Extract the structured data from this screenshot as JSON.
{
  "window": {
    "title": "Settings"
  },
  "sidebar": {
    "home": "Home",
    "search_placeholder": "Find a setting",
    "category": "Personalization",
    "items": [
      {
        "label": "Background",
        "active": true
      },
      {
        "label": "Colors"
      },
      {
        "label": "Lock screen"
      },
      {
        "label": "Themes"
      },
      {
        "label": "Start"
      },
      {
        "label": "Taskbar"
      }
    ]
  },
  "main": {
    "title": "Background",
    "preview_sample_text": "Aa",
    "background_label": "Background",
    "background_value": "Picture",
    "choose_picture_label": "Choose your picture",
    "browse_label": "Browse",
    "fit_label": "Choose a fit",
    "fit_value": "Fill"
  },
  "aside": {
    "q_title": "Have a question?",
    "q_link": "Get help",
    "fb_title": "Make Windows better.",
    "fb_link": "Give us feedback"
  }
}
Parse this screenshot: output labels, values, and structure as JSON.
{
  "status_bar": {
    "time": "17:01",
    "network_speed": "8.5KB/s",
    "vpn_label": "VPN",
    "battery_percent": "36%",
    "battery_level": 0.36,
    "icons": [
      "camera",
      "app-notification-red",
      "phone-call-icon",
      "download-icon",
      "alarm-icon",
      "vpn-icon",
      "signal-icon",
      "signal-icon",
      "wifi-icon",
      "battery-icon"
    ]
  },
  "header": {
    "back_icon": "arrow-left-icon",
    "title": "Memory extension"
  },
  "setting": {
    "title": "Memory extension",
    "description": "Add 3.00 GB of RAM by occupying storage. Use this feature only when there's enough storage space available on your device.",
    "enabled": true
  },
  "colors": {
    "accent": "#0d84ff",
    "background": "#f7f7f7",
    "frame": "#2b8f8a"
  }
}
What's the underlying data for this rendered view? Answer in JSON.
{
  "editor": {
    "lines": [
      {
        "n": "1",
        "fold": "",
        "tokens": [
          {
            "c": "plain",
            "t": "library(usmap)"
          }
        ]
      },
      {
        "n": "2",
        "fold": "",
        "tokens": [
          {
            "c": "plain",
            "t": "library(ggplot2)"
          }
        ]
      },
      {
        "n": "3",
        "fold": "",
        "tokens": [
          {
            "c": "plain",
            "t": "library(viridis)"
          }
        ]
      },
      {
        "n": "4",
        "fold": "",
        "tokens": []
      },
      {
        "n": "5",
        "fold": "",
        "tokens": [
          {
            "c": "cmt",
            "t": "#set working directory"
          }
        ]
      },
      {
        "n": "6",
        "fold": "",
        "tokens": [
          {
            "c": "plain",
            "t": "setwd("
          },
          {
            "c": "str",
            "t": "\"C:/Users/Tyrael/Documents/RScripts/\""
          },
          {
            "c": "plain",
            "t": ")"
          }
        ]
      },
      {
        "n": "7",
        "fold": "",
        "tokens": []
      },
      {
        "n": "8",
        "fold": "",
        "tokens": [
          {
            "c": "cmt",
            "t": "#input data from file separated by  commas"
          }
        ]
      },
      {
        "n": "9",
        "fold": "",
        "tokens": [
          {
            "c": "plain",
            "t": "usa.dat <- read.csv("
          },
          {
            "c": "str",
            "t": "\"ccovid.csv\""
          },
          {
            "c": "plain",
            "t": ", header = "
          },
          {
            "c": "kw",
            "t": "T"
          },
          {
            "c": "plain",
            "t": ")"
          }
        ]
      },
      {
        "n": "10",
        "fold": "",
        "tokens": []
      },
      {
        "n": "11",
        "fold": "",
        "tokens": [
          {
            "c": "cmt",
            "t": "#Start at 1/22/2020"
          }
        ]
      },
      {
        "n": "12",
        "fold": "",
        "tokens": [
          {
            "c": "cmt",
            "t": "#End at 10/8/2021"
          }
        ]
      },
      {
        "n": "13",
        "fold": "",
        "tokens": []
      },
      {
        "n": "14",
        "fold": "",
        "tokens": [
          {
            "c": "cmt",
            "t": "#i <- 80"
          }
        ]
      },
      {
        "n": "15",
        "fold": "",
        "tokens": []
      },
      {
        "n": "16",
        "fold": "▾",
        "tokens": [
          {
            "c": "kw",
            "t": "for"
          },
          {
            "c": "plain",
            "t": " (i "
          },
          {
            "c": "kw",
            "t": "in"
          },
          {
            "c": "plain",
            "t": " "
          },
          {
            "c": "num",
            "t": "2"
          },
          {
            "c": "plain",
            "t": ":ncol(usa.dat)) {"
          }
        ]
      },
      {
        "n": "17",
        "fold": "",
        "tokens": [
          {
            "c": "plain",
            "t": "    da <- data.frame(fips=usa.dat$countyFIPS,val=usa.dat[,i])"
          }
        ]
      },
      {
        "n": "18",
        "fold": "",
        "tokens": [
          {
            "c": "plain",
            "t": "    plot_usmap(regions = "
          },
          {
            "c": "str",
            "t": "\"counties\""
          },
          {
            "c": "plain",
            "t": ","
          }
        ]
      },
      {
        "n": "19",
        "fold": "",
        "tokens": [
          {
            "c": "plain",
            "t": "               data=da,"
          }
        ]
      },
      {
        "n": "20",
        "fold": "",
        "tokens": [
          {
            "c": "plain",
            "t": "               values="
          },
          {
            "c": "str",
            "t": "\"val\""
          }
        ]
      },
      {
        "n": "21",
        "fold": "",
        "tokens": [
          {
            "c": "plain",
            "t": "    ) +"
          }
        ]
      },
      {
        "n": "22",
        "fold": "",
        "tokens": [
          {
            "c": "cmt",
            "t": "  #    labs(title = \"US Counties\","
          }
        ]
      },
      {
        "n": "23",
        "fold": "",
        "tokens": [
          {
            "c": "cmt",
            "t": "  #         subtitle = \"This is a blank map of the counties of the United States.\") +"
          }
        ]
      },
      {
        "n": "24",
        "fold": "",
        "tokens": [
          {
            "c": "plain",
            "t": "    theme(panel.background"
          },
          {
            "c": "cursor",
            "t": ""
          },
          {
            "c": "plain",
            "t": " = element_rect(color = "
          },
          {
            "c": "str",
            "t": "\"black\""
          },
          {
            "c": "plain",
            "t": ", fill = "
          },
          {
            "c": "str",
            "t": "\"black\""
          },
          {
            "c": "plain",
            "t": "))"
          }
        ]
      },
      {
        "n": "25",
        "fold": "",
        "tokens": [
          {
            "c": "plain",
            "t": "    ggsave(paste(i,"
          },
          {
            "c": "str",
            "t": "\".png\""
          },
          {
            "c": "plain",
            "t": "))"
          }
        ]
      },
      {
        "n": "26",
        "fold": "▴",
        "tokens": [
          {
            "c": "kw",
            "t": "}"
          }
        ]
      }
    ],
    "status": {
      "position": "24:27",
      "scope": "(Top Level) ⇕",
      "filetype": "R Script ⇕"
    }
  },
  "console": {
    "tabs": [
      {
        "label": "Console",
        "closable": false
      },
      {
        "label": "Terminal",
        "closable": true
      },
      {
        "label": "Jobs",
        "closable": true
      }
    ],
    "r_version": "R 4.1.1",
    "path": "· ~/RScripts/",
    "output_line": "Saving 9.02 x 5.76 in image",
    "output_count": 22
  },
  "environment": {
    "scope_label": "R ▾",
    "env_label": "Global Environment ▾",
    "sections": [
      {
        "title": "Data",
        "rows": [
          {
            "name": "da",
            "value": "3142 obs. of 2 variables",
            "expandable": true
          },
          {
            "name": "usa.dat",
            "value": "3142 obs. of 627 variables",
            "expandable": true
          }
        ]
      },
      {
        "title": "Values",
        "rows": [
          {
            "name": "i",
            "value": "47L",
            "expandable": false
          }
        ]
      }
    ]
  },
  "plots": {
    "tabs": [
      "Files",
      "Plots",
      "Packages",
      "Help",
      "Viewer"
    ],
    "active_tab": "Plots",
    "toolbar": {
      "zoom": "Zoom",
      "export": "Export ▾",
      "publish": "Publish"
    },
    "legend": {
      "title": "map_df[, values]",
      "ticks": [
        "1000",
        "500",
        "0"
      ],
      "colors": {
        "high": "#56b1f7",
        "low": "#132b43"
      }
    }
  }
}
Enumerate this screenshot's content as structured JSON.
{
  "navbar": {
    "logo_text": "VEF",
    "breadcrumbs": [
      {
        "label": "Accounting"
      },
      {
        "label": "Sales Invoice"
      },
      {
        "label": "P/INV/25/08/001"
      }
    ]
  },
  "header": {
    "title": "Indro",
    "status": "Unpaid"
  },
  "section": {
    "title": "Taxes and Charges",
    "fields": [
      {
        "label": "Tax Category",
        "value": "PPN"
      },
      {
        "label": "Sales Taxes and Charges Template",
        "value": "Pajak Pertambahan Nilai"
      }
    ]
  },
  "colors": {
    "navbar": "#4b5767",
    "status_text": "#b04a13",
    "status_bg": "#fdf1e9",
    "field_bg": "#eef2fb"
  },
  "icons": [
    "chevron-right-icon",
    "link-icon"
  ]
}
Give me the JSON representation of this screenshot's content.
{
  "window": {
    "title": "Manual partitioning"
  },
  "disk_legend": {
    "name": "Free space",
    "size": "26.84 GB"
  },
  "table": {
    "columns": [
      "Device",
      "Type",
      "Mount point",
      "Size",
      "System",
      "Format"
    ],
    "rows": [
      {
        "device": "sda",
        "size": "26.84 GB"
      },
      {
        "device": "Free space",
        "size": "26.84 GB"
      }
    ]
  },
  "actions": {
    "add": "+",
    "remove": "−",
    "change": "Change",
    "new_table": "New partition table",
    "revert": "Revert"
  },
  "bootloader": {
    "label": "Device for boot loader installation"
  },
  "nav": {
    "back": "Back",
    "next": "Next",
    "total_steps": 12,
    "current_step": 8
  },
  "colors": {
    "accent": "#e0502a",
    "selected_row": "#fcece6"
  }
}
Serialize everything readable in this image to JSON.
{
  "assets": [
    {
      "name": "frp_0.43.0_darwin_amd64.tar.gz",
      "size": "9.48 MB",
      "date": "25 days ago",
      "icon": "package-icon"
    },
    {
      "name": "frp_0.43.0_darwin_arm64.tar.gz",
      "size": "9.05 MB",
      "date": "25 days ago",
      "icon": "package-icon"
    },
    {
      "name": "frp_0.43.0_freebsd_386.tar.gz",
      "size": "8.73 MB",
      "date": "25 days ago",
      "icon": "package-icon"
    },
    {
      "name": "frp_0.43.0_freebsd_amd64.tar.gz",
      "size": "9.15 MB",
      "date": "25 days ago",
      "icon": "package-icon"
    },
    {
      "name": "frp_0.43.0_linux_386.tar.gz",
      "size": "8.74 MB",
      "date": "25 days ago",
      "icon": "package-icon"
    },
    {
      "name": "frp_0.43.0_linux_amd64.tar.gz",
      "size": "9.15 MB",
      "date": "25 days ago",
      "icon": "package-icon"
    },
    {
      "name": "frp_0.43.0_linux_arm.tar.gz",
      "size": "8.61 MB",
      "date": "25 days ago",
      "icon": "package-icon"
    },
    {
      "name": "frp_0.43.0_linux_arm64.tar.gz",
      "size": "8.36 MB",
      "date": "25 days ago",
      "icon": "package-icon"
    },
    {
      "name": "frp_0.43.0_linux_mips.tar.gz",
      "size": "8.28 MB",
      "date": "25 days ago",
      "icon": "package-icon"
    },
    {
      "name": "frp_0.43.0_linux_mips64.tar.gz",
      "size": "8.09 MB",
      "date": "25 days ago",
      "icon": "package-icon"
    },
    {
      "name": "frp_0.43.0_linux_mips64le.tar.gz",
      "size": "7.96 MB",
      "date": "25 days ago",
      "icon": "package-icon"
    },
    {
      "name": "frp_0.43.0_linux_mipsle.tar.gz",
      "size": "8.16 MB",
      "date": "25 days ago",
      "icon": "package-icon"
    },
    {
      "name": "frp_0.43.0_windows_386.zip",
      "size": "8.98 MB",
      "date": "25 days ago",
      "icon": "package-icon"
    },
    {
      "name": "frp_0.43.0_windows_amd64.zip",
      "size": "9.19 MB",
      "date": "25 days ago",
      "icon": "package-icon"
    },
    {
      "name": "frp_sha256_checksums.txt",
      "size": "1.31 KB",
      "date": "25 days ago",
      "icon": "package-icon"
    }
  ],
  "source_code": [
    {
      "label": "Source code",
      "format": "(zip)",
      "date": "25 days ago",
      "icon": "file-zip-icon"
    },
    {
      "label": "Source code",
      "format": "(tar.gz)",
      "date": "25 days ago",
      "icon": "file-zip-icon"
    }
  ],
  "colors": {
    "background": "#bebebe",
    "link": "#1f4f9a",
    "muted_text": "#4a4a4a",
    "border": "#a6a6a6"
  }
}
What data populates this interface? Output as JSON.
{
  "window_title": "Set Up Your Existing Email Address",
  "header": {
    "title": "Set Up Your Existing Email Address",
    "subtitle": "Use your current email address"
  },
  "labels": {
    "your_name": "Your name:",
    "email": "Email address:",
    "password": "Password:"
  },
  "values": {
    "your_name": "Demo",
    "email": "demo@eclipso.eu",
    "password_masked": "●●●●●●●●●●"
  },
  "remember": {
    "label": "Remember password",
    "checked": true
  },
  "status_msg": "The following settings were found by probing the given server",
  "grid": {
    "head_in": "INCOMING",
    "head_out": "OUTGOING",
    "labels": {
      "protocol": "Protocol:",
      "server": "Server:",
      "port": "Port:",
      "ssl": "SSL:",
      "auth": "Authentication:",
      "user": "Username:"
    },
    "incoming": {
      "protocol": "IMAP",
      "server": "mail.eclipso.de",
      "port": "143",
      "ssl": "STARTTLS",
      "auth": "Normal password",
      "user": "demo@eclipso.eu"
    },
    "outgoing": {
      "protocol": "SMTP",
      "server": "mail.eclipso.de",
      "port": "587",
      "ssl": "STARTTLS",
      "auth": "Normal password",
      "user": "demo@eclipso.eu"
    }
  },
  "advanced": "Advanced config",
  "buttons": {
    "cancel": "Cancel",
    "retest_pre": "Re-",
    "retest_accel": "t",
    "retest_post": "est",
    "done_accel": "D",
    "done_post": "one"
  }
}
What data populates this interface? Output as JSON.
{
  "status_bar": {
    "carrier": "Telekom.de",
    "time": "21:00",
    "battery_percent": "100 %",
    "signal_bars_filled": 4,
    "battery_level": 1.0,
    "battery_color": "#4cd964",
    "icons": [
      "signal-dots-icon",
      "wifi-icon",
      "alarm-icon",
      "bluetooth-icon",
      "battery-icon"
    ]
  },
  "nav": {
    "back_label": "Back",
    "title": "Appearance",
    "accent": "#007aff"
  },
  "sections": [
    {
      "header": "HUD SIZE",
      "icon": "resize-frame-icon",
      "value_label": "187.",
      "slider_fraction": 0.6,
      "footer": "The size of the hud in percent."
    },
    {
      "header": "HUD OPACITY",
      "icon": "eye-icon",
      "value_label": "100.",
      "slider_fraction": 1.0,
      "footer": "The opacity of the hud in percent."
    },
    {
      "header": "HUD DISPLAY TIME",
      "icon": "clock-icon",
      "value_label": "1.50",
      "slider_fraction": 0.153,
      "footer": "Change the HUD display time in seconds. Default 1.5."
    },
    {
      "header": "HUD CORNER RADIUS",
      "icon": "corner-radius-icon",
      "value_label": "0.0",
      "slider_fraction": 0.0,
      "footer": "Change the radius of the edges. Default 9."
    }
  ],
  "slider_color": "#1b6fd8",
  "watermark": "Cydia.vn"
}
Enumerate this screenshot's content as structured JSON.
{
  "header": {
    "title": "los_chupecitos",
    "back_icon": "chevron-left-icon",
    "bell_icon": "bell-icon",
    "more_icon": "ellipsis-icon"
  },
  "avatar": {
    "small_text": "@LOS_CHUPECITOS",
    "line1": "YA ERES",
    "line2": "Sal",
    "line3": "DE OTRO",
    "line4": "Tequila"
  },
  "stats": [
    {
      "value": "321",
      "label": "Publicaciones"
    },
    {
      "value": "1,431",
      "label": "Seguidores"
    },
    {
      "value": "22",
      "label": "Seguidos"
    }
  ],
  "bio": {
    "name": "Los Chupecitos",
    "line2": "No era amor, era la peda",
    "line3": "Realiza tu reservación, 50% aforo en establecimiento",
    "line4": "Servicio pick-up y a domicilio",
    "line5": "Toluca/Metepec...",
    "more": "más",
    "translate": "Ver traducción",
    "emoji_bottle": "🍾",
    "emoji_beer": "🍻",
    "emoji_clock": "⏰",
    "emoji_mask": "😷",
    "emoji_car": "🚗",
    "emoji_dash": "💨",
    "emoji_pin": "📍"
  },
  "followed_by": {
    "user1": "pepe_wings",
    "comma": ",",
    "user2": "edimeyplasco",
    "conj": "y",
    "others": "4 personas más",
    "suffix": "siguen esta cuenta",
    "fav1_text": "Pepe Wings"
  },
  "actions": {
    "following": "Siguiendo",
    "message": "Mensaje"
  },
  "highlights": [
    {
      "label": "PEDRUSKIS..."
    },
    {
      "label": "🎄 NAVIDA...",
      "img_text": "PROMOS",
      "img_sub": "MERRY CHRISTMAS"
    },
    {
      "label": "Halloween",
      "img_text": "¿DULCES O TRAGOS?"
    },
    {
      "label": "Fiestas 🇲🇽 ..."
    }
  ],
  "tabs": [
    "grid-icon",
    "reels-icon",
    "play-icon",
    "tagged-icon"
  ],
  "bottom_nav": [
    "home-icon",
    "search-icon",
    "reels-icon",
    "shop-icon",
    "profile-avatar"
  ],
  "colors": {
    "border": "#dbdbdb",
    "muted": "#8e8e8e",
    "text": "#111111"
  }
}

* * *

◆ **Objective**
For each line of the listing that holds the word "chevron", show that line.

◆ **Solution for this exercise**
    "chevron-right-icon",
    "back_icon": "chevron-left-icon",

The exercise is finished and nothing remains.